-- Start --

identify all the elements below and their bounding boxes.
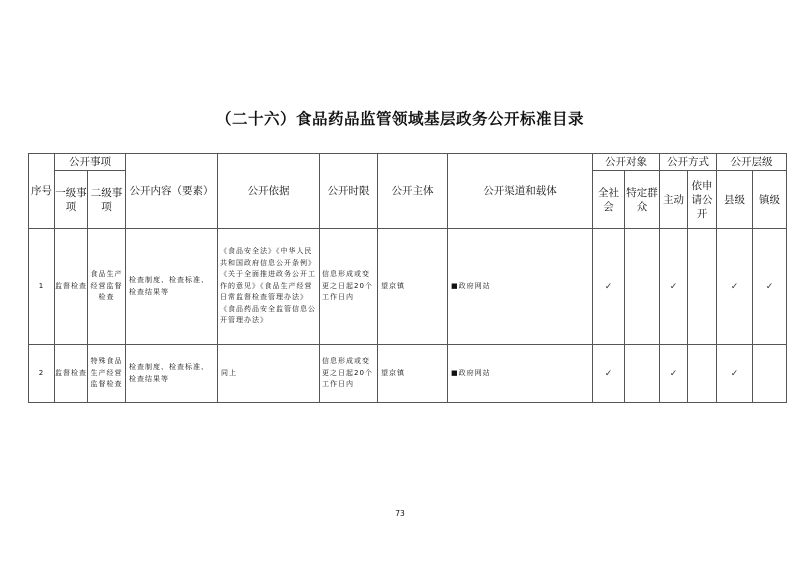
header-level2: 二级事项 [88, 171, 126, 229]
row-layer-town-check [753, 345, 787, 403]
header-time-limit: 公开时限 [320, 154, 378, 229]
header-channel: 公开渠道和载体 [448, 154, 593, 229]
header-target: 公开对象 [593, 154, 660, 171]
row-seq: 1 [29, 229, 55, 345]
header-subject: 公开主体 [378, 154, 448, 229]
row-target-specific-check [625, 345, 660, 403]
header-seq: 序号 [29, 154, 55, 229]
row-subject: 望京镇 [378, 345, 448, 403]
header-level1: 一级事项 [55, 171, 88, 229]
row-mode-apply-check [688, 229, 717, 345]
row-target-all-check: ✓ [593, 345, 625, 403]
row-level2: 食品生产经营监督检查 [88, 229, 126, 345]
row-target-specific-check [625, 229, 660, 345]
header-target-all: 全社会 [593, 171, 625, 229]
disclosure-standard-table [28, 153, 787, 403]
row-seq: 2 [29, 345, 55, 403]
row-basis: 《食品安全法》《中华人民共和国政府信息公开条例》《关于全面推进政务公开工作的意见》《食品生产经营日常监督检查管理办法》《食品药品安全监管信息公开管理办法》 [218, 229, 320, 345]
header-matter: 公开事项 [55, 154, 126, 171]
row-mode-apply-check [688, 345, 717, 403]
row-channel: ■政府网站 [448, 345, 593, 403]
row-layer-town-check: ✓ [753, 229, 787, 345]
row-content: 检查制度、检查标准、检查结果等 [126, 345, 218, 403]
row-layer-county-check: ✓ [717, 345, 753, 403]
header-mode-active: 主动 [660, 171, 688, 229]
header-basis: 公开依据 [218, 154, 320, 229]
row-target-all-check: ✓ [593, 229, 625, 345]
header-layer-town: 镇级 [753, 171, 787, 229]
row-time-limit: 信息形成或变更之日起20个工作日内 [320, 345, 378, 403]
header-layer: 公开层级 [717, 154, 787, 171]
table-row [29, 345, 787, 403]
header-mode: 公开方式 [660, 154, 717, 171]
row-subject: 望京镇 [378, 229, 448, 345]
table-row [29, 229, 787, 345]
row-level1: 监督检查 [55, 345, 88, 403]
row-level1: 监督检查 [55, 229, 88, 345]
header-target-specific: 特定群众 [625, 171, 660, 229]
header-content: 公开内容（要素） [126, 154, 218, 229]
row-basis: 同上 [218, 345, 320, 403]
header-mode-apply: 依申请公开 [688, 171, 717, 229]
header-layer-county: 县级 [717, 171, 753, 229]
row-layer-county-check: ✓ [717, 229, 753, 345]
row-level2: 特殊食品生产经营监督检查 [88, 345, 126, 403]
row-content: 检查制度、检查标准、检查结果等 [126, 229, 218, 345]
page-number: 73 [395, 509, 405, 518]
row-channel: ■政府网站 [448, 229, 593, 345]
row-mode-active-check: ✓ [660, 345, 688, 403]
row-mode-active-check: ✓ [660, 229, 688, 345]
page-title: （二十六）食品药品监管领域基层政务公开标准目录 [215, 109, 584, 128]
row-time-limit: 信息形成或变更之日起20个工作日内 [320, 229, 378, 345]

-- End --

**Stated goal**. Put the lines above into a JSON list of strings, one string per line, skipping blank lines and leaving out the pictures.

**Solution for this exercise**.
[
  "identify all the elements below and their bounding boxes.",
  "header-level2: 二级事项 [88, 171, 126, 229]",
  "row-layer-town-check [753, 345, 787, 403]",
  "header-time-limit: 公开时限 [320, 154, 378, 229]",
  "header-channel: 公开渠道和载体 [448, 154, 593, 229]",
  "header-target: 公开对象 [593, 154, 660, 171]",
  "row-seq: 1 [29, 229, 55, 345]",
  "header-subject: 公开主体 [378, 154, 448, 229]",
  "row-target-specific-check [625, 345, 660, 403]",
  "header-seq: 序号 [29, 154, 55, 229]",
  "row-subject: 望京镇 [378, 345, 448, 403]",
  "header-level1: 一级事项 [55, 171, 88, 229]",
  "row-mode-apply-check [688, 229, 717, 345]",
  "row-target-all-check: ✓ [593, 345, 625, 403]",
  "row-level2: 食品生产经营监督检查 [88, 229, 126, 345]",
  "row-target-specific-check [625, 229, 660, 345]",
  "header-target-all: 全社会 [593, 171, 625, 229]",
  "disclosure-standard-table [28, 153, 787, 403]",
  "row-seq: 2 [29, 345, 55, 403]",
  "row-basis: 《食品安全法》《中华人民共和国政府信息公开条例》《关于全面推进政务公开工作的意见》《食品生产经营日常监督检查管理办法》《食品药品安全监管信息公开管理办法》 [218, 229, 320, 345]",
  "header-matter: 公开事项 [55, 154, 126, 171]",
  "row-mode-apply-check [688, 345, 717, 403]",
  "row-channel: ■政府网站 [448, 345, 593, 403]",
  "row-layer-town-check: ✓ [753, 229, 787, 345]",
  "row-content: 检查制度、检查标准、检查结果等 [126, 345, 218, 403]",
  "row-layer-county-check: ✓ [717, 345, 753, 403]",
  "header-mode-active: 主动 [660, 171, 688, 229]",
  "header-basis: 公开依据 [218, 154, 320, 229]",
  "row-target-all-check: ✓ [593, 229, 625, 345]",
  "header-layer-town: 镇级 [753, 171, 787, 229]",
  "row-time-limit: 信息形成或变更之日起20个工作日内 [320, 345, 378, 403]",
  "header-layer: 公开层级 [717, 154, 787, 171]",
  "table-row [29, 345, 787, 403]",
  "header-mode: 公开方式 [660, 154, 717, 171]",
  "row-subject: 望京镇 [378, 229, 448, 345]",
  "table-row [29, 229, 787, 345]",
  "row-level1: 监督检查 [55, 345, 88, 403]",
  "row-level1: 监督检查 [55, 229, 88, 345]",
  "header-target-specific: 特定群众 [625, 171, 660, 229]",
  "header-content: 公开内容（要素） [126, 154, 218, 229]",
  "row-basis: 同上 [218, 345, 320, 403]",
  "header-mode-apply: 依申请公开 [688, 171, 717, 229]",
  "header-layer-county: 县级 [717, 171, 753, 229]",
  "row-layer-county-check: ✓ [717, 229, 753, 345]",
  "row-level2: 特殊食品生产经营监督检查 [88, 345, 126, 403]",
  "row-content: 检查制度、检查标准、检查结果等 [126, 229, 218, 345]",
  "page-number: 73 [395, 509, 405, 518]",
  "row-channel: ■政府网站 [448, 229, 593, 345]",
  "row-mode-active-check: ✓ [660, 345, 688, 403]",
  "row-mode-active-check: ✓ [660, 229, 688, 345]",
  "page-title: （二十六）食品药品监管领域基层政务公开标准目录 [215, 109, 584, 128]",
  "row-time-limit: 信息形成或变更之日起20个工作日内 [320, 229, 378, 345]"
]